→ **DATA ROWS**:
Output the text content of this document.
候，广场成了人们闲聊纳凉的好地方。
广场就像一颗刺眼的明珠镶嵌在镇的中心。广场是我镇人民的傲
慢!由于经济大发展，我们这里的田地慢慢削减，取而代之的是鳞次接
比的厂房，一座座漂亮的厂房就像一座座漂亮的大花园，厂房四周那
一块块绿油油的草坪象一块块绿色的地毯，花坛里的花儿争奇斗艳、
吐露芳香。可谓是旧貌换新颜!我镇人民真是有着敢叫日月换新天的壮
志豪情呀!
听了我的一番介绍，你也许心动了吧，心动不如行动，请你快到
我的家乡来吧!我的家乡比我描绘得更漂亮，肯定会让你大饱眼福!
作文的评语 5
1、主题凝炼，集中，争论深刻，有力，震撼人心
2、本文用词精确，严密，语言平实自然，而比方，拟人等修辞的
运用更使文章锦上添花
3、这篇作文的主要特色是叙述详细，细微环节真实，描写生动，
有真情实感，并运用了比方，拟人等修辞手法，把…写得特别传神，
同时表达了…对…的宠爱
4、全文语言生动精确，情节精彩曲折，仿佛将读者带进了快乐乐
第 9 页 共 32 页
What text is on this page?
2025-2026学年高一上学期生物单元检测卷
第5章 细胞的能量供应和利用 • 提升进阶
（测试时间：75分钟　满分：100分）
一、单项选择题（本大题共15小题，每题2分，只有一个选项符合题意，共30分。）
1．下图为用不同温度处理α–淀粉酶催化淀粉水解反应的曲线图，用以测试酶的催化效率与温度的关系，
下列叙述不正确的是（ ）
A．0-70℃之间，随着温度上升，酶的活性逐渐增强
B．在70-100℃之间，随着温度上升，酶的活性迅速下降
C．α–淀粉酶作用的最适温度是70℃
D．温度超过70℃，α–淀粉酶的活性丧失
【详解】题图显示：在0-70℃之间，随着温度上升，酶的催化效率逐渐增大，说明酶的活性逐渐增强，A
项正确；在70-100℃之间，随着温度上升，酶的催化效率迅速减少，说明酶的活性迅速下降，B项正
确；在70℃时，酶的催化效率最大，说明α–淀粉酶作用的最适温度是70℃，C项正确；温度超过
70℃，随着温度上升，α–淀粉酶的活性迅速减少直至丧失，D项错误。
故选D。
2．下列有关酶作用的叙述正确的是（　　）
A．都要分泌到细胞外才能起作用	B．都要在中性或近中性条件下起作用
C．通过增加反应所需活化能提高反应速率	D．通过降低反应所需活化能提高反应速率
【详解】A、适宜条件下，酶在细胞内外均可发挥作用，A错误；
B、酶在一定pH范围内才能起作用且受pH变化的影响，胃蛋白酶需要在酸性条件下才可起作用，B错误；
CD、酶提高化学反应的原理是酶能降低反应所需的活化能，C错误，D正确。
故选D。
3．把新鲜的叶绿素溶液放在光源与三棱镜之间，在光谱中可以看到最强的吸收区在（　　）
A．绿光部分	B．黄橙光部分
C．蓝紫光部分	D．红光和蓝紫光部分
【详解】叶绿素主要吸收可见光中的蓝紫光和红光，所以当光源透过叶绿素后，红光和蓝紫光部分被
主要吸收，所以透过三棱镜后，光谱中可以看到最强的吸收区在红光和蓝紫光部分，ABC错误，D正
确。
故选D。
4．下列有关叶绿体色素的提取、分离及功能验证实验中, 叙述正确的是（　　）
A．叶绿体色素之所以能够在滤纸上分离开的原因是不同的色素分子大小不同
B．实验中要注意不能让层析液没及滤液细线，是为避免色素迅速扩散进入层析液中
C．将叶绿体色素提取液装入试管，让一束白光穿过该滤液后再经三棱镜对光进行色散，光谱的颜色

→ **YOUR GOAL**: The answer is a single number, the count of lines in the records that contain the string "this".

→ **THE OUTPUT**: 2